• Exercise
Go through the entries and say how many lines contain the string "JSON". The number is the whole answer.
start Supplied entries
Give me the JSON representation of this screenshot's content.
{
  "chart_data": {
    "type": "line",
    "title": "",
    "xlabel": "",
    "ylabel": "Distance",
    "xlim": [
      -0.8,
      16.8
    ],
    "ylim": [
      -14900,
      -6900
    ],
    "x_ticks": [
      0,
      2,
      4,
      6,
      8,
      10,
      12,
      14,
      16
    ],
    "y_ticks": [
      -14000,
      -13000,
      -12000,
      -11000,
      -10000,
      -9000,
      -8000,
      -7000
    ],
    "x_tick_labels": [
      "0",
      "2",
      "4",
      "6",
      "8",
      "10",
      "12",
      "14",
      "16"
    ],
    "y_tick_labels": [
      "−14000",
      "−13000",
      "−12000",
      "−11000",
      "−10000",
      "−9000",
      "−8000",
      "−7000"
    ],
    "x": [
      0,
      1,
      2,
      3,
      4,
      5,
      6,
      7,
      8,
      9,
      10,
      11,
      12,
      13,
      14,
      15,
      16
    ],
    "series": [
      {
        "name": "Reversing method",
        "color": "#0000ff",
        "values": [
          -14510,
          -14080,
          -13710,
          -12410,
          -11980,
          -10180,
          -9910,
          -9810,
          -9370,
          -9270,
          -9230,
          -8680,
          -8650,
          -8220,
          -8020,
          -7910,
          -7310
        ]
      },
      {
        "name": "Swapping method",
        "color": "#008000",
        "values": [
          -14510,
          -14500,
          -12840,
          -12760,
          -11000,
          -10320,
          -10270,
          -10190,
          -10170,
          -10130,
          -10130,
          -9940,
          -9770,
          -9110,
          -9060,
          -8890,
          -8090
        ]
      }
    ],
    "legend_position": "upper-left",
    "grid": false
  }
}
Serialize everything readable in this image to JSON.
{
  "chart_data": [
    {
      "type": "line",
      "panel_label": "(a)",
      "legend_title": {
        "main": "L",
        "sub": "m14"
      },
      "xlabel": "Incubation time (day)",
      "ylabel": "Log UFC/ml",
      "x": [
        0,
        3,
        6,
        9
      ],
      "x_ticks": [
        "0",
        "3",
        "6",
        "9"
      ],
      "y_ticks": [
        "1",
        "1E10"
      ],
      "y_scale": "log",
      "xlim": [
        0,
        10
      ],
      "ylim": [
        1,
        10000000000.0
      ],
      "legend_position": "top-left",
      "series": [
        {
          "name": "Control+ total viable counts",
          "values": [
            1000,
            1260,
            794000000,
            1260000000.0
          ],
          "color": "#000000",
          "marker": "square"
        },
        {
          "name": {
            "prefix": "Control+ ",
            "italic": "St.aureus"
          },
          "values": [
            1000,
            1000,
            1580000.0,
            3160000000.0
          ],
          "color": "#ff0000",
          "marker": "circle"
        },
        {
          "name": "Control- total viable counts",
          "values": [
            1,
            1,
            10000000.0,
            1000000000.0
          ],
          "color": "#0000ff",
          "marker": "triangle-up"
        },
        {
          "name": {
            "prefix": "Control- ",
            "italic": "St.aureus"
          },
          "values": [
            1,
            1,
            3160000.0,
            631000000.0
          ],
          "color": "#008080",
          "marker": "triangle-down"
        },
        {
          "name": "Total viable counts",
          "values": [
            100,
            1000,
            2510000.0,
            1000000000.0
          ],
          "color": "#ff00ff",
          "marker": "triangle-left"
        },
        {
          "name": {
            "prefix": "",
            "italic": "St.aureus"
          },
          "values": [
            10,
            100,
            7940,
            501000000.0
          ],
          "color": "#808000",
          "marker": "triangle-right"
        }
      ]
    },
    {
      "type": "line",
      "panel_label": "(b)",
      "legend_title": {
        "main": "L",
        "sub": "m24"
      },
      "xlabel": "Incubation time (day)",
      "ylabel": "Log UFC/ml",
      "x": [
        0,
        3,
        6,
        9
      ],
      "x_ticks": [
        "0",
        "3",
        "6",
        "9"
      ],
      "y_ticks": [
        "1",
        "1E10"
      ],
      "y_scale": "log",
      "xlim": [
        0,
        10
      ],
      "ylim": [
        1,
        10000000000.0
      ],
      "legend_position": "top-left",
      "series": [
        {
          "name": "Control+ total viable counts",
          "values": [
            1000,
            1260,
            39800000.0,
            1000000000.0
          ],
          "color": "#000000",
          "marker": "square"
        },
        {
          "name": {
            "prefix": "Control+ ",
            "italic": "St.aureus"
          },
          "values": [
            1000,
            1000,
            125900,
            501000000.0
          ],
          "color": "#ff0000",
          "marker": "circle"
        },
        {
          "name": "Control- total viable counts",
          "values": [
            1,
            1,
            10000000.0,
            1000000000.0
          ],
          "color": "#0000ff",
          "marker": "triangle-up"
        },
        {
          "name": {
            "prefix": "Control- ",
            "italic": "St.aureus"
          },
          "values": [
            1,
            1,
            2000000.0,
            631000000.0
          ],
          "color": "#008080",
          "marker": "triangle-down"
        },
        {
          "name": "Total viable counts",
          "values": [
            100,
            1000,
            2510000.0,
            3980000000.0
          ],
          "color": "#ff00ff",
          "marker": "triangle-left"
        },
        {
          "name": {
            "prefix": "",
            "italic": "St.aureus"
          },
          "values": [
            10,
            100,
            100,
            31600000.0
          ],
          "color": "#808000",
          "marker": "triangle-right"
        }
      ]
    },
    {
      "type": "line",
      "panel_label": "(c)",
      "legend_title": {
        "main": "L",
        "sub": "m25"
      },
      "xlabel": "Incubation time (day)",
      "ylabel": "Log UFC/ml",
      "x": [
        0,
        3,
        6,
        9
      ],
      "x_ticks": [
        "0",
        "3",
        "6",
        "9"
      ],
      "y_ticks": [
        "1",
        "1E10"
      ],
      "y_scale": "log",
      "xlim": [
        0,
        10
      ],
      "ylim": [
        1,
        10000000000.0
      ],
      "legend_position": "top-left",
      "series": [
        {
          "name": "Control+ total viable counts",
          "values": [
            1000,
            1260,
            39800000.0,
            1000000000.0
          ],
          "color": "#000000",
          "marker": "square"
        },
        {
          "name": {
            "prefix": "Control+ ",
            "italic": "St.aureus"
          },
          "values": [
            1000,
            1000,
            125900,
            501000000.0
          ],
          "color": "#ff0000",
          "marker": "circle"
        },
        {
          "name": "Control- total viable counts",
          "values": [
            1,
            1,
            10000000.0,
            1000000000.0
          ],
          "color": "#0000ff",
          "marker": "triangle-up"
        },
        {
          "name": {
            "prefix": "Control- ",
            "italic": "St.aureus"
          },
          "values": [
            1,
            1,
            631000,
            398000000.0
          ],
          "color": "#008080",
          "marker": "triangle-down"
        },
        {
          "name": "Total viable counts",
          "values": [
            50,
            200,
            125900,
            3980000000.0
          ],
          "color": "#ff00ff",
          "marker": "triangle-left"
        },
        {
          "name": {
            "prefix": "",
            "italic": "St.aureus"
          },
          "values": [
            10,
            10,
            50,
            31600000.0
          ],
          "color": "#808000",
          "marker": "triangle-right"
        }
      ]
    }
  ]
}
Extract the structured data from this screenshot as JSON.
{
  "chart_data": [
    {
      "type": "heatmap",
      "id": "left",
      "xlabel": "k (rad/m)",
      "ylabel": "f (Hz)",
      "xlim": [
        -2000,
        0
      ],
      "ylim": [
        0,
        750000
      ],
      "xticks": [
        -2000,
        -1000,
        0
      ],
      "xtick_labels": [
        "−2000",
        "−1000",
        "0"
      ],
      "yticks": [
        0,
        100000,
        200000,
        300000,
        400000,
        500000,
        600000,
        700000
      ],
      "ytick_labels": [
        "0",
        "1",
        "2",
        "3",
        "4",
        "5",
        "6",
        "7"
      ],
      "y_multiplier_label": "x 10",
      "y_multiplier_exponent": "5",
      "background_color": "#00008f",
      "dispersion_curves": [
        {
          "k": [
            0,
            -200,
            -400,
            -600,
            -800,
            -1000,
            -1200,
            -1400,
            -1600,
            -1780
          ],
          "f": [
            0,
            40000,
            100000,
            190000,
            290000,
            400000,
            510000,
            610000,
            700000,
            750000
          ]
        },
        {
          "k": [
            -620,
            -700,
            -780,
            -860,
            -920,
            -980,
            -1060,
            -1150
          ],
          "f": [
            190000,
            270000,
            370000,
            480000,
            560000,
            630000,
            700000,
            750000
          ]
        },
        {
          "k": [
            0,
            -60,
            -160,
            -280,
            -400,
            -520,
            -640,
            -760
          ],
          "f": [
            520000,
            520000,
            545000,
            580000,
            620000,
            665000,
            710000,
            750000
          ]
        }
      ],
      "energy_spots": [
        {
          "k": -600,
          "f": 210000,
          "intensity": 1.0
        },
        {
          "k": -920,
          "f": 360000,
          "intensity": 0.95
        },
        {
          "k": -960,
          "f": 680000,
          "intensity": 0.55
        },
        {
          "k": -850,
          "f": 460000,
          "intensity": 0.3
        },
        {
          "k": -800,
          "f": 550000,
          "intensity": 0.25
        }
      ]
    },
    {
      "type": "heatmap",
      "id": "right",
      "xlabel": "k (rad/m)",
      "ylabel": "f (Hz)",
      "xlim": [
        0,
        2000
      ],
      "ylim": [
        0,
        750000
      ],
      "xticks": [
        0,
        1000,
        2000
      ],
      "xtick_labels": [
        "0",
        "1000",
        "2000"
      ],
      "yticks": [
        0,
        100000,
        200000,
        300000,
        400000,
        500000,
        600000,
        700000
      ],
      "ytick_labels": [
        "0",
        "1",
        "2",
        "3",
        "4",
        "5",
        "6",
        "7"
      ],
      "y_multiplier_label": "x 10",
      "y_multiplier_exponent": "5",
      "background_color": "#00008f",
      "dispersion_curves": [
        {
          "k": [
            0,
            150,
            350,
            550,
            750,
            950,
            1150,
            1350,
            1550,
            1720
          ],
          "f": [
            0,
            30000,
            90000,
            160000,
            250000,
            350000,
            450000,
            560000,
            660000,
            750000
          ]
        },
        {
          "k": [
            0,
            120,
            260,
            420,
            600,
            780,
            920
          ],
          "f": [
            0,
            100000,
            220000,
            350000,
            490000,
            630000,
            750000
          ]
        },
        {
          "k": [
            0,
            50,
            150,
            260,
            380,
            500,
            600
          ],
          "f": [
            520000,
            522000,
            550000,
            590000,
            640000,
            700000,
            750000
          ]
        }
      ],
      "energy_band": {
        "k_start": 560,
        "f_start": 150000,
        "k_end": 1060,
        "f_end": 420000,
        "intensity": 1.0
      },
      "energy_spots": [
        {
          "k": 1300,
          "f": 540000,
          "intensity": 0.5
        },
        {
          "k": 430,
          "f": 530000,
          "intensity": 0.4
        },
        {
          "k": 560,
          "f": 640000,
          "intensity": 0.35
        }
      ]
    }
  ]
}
end Supplied entries
• Result below
3